● STATED GOAL: Which lines hold the string "JSON"? Copy every one of them.

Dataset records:
____________________

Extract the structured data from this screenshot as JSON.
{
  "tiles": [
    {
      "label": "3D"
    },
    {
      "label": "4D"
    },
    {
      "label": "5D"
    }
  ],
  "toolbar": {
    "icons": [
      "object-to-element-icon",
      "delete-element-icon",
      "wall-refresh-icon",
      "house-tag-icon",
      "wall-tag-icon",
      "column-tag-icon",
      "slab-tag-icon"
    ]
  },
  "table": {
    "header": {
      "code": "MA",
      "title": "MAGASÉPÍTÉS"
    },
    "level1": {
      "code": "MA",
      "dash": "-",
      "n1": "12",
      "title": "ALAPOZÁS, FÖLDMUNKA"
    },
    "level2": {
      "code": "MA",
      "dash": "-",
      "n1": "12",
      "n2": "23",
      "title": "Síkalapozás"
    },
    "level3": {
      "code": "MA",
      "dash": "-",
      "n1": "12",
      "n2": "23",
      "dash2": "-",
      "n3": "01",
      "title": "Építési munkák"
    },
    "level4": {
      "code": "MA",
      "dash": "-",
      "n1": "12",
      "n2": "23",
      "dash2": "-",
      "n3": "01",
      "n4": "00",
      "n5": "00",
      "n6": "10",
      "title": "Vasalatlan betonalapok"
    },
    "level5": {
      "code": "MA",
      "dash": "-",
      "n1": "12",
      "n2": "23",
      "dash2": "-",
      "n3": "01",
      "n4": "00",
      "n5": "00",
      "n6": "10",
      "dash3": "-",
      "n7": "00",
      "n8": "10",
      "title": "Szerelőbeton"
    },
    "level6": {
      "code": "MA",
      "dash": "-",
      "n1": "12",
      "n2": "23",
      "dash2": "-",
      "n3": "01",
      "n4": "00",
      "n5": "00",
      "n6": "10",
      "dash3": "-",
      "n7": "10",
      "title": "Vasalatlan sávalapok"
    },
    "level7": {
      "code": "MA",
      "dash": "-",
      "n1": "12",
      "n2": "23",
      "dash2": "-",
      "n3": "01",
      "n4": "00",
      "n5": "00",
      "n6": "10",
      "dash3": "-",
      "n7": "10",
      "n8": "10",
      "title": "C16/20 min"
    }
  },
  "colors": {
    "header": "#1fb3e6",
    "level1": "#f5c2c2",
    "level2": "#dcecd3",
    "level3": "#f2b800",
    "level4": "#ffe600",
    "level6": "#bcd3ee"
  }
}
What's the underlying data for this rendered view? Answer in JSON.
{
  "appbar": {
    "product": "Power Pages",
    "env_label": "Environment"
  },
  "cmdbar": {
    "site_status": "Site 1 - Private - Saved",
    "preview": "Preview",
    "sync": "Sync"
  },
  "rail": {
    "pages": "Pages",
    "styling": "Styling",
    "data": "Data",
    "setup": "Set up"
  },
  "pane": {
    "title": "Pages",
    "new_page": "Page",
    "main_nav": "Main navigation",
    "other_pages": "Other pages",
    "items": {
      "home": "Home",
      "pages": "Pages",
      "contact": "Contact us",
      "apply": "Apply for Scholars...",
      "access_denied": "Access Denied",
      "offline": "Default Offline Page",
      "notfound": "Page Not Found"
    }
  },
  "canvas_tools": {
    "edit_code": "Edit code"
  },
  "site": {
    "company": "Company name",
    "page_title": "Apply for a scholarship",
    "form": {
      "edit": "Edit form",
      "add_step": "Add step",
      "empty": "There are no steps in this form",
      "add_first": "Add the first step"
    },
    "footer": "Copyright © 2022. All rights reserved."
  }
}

____________________

● TASK ANSWER:
Extract the structured data from this screenshot as JSON.
What's the underlying data for this rendered view? Answer in JSON.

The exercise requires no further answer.